• INSTRUCTIONS FOR THE TASK: Pick out each line containing the string "Avulsos".

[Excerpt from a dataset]

==========

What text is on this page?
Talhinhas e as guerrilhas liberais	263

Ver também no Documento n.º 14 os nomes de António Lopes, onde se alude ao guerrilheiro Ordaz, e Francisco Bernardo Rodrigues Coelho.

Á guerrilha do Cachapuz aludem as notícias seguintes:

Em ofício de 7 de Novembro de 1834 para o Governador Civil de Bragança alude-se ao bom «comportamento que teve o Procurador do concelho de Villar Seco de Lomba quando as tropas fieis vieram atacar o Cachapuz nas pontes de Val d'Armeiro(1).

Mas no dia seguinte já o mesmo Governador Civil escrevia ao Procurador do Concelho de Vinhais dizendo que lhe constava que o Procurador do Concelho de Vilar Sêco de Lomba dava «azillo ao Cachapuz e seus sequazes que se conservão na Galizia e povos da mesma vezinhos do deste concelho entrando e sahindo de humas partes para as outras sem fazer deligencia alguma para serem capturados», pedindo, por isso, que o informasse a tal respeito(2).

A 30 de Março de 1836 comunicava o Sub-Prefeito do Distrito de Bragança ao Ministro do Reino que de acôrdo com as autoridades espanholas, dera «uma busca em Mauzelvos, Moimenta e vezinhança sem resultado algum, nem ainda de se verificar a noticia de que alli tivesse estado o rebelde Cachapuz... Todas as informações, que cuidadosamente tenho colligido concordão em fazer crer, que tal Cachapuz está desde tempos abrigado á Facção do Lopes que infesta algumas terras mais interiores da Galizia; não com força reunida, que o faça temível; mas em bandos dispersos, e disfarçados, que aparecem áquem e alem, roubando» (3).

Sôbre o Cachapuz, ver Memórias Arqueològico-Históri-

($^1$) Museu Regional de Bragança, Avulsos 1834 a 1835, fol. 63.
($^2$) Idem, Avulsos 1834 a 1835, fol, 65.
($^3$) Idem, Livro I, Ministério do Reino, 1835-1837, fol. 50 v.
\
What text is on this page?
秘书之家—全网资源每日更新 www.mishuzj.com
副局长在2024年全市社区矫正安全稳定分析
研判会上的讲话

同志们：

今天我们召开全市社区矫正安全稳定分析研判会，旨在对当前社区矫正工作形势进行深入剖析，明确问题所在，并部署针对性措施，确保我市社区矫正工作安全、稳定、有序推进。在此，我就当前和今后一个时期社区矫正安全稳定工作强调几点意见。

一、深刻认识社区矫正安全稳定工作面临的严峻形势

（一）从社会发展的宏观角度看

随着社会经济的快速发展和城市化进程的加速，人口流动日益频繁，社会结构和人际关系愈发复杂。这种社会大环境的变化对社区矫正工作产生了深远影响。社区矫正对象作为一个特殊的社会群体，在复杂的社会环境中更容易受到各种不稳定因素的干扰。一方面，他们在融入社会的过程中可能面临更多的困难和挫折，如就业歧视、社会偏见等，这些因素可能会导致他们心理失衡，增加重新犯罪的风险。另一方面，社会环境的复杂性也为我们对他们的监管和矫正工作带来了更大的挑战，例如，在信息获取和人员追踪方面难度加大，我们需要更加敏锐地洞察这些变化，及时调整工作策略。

==========

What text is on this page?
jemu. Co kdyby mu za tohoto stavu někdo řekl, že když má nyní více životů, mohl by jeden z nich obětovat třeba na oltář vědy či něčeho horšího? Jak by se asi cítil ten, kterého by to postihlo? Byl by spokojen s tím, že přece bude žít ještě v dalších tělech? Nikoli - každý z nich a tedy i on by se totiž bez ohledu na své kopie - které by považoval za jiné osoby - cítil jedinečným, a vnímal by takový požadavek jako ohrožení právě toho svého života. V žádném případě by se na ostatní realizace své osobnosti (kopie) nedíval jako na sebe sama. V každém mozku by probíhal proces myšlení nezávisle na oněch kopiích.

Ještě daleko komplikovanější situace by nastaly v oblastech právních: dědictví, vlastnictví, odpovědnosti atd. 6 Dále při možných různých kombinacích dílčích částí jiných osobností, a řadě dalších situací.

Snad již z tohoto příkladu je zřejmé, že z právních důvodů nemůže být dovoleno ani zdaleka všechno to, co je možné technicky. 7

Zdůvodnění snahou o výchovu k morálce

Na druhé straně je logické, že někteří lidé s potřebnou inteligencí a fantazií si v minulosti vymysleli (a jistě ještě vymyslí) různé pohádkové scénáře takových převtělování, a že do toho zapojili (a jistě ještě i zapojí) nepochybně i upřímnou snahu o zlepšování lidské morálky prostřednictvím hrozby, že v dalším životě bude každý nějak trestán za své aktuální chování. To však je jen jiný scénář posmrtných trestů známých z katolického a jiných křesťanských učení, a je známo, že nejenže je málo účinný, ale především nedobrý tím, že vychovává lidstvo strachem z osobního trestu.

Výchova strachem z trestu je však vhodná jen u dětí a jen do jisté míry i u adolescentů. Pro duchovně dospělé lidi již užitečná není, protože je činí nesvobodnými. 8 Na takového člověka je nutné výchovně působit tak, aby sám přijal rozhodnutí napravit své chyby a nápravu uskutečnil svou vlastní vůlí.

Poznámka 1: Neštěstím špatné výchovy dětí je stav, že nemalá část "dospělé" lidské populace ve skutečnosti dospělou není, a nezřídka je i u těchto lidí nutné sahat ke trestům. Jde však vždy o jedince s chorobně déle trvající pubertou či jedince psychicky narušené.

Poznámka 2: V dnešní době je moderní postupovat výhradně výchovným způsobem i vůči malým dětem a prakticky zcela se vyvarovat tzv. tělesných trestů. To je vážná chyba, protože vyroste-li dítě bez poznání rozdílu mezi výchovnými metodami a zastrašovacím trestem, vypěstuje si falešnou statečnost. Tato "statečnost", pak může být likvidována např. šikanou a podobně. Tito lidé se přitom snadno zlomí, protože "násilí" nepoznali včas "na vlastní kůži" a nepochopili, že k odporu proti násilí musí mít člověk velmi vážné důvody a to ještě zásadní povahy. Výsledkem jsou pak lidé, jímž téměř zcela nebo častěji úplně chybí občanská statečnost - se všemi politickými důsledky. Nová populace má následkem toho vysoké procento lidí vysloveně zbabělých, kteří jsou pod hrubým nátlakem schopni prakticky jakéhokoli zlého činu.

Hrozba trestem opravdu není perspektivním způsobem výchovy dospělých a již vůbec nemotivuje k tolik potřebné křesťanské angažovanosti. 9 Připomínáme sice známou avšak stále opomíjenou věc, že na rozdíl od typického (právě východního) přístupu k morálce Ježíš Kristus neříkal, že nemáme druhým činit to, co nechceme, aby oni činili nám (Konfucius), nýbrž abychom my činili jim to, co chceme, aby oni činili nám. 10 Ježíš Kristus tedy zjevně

==========

• SOLVED PROBLEM:
($^1$) Museu Regional de Bragança, Avulsos 1834 a 1835, fol. 63.
($^2$) Idem, Avulsos 1834 a 1835, fol, 65.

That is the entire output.